• Task description: Write down each entry again, exactly as it reads.

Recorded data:
↓↓↓
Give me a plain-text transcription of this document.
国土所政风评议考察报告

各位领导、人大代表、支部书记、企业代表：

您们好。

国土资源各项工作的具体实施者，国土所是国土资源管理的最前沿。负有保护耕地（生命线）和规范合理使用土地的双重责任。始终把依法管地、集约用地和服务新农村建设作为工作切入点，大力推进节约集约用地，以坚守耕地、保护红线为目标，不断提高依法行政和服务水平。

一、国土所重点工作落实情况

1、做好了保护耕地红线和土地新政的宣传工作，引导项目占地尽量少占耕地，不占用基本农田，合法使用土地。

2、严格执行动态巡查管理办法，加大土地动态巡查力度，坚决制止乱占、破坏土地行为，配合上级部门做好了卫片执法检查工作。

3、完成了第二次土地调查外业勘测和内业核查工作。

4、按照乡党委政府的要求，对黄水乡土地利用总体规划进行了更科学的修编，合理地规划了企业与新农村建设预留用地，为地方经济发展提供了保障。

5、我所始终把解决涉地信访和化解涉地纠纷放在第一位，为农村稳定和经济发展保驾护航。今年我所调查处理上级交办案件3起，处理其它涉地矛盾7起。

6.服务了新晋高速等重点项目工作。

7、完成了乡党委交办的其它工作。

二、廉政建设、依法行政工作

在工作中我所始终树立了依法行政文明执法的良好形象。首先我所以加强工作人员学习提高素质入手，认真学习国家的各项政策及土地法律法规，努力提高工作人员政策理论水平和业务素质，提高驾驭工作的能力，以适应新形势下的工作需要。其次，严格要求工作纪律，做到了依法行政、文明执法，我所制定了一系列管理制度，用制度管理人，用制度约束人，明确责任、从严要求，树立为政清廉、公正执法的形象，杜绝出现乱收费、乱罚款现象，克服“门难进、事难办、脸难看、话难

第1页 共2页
↑↑↑
• Output of the exercise:
Give me a plain-text transcription of this document.
国土所政风评议考察报告

各位领导、人大代表、支部书记、企业代表：

您们好。

国土资源各项工作的具体实施者，国土所是国土资源管理的最前沿。负有保护耕地（生命线）和规范合理使用土地的双重责任。始终把依法管地、集约用地和服务新农村建设作为工作切入点，大力推进节约集约用地，以坚守耕地、保护红线为目标，不断提高依法行政和服务水平。

一、国土所重点工作落实情况

1、做好了保护耕地红线和土地新政的宣传工作，引导项目占地尽量少占耕地，不占用基本农田，合法使用土地。

2、严格执行动态巡查管理办法，加大土地动态巡查力度，坚决制止乱占、破坏土地行为，配合上级部门做好了卫片执法检查工作。

3、完成了第二次土地调查外业勘测和内业核查工作。

4、按照乡党委政府的要求，对黄水乡土地利用总体规划进行了更科学的修编，合理地规划了企业与新农村建设预留用地，为地方经济发展提供了保障。

5、我所始终把解决涉地信访和化解涉地纠纷放在第一位，为农村稳定和经济发展保驾护航。今年我所调查处理上级交办案件3起，处理其它涉地矛盾7起。

6.服务了新晋高速等重点项目工作。

7、完成了乡党委交办的其它工作。

二、廉政建设、依法行政工作

在工作中我所始终树立了依法行政文明执法的良好形象。首先我所以加强工作人员学习提高素质入手，认真学习国家的各项政策及土地法律法规，努力提高工作人员政策理论水平和业务素质，提高驾驭工作的能力，以适应新形势下的工作需要。其次，严格要求工作纪律，做到了依法行政、文明执法，我所制定了一系列管理制度，用制度管理人，用制度约束人，明确责任、从严要求，树立为政清廉、公正执法的形象，杜绝出现乱收费、乱罚款现象，克服“门难进、事难办、脸难看、话难

第1页 共2页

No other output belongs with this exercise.